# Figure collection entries
↓
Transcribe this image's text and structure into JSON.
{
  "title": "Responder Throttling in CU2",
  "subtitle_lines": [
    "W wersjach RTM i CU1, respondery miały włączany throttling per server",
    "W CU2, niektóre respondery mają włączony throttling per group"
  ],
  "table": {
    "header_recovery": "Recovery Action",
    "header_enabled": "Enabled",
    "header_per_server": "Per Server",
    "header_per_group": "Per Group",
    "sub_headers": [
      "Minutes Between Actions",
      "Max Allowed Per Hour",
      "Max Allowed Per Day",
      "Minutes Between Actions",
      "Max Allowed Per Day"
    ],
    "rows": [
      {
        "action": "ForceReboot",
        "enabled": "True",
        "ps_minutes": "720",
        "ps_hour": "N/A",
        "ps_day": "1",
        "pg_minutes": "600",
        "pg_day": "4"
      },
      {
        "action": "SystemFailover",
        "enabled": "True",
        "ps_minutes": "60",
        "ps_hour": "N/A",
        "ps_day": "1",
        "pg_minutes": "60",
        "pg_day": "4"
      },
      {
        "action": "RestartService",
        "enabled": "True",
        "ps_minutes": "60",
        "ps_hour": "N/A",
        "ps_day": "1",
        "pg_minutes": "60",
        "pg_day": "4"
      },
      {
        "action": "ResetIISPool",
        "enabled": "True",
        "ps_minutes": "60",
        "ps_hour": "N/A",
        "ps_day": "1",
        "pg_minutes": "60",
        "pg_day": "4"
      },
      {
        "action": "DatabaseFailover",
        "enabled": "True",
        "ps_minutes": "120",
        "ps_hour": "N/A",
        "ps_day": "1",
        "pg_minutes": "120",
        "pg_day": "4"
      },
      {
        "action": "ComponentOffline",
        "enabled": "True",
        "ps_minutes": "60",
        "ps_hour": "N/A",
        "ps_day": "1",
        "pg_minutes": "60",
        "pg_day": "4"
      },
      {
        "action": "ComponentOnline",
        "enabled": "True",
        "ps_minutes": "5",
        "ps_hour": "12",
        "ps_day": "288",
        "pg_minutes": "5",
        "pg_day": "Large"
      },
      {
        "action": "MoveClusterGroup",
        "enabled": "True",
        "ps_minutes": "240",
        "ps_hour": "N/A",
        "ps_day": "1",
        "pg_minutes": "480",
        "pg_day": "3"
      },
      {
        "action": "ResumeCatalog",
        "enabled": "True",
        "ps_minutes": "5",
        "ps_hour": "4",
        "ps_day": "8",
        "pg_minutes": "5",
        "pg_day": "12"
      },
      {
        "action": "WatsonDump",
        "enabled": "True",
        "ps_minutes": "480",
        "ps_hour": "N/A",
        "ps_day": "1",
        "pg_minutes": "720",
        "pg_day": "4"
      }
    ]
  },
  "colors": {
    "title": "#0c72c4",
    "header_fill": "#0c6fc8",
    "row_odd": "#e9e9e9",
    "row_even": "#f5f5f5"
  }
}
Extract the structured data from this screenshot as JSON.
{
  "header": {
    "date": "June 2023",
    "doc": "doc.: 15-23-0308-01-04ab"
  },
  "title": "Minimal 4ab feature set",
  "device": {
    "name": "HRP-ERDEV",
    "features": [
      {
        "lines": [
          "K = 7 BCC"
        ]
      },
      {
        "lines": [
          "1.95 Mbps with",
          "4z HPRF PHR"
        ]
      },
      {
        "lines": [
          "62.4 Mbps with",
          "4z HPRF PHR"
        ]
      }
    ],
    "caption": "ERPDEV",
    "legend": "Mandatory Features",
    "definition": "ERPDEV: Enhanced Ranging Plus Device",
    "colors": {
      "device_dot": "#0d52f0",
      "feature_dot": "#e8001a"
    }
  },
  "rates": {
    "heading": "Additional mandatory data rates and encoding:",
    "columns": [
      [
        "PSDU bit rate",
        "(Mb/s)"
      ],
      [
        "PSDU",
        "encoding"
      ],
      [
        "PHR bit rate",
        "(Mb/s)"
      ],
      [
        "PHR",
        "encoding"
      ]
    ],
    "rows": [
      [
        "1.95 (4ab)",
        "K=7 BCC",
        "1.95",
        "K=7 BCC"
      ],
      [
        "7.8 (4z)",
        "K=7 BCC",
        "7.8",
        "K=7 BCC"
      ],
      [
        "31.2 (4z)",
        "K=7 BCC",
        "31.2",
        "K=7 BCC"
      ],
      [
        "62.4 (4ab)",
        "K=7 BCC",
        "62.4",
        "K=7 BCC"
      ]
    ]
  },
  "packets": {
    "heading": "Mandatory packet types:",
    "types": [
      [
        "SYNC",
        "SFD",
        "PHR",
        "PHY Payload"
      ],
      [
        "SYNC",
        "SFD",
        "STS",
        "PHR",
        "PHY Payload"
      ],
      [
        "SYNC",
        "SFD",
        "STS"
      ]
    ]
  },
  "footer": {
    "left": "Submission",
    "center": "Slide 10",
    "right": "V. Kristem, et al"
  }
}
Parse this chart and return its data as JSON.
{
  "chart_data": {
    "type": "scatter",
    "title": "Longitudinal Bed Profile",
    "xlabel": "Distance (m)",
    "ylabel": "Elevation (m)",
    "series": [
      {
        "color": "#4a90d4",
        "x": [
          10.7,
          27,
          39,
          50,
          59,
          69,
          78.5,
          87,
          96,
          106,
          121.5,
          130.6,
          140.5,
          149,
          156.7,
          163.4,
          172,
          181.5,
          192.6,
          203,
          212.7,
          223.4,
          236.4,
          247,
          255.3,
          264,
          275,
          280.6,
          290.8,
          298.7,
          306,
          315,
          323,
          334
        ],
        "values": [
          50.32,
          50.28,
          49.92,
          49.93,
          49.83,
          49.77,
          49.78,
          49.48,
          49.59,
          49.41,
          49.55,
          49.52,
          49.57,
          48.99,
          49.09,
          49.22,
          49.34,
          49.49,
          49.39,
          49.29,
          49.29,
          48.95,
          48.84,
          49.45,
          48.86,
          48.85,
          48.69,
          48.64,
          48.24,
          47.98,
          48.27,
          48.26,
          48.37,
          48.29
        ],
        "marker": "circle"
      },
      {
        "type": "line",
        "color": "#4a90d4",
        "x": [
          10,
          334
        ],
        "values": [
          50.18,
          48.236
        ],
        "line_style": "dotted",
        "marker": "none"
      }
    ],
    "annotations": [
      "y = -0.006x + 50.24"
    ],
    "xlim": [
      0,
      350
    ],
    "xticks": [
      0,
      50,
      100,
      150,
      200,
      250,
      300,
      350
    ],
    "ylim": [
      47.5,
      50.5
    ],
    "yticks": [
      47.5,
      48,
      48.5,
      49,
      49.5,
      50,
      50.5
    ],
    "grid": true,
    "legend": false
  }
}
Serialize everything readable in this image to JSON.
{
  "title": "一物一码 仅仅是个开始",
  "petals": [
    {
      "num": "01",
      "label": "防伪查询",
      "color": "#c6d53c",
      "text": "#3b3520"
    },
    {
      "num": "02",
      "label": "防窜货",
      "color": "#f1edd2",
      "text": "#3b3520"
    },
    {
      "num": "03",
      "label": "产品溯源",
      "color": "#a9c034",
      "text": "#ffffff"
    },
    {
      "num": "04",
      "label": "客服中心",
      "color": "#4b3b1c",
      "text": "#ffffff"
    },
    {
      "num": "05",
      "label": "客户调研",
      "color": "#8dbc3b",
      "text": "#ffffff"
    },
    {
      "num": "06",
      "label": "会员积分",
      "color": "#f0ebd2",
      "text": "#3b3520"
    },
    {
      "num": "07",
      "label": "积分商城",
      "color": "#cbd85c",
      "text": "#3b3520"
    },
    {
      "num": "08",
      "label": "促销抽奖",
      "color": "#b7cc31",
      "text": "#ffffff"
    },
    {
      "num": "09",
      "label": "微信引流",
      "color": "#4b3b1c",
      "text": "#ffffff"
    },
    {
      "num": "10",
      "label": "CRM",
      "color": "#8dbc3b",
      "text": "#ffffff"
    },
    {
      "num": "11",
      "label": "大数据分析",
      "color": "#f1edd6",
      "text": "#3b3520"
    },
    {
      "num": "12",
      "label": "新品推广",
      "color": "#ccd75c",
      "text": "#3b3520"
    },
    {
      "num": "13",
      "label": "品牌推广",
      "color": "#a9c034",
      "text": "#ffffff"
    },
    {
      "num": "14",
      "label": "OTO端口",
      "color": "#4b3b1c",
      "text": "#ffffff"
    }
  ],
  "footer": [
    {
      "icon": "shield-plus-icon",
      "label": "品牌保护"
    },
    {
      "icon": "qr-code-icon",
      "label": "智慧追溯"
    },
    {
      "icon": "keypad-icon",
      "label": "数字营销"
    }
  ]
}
↑
# Problem description
Lines that include the word "respondery" — how many are there in the data? Answer with the number alone.

# Correct answer
2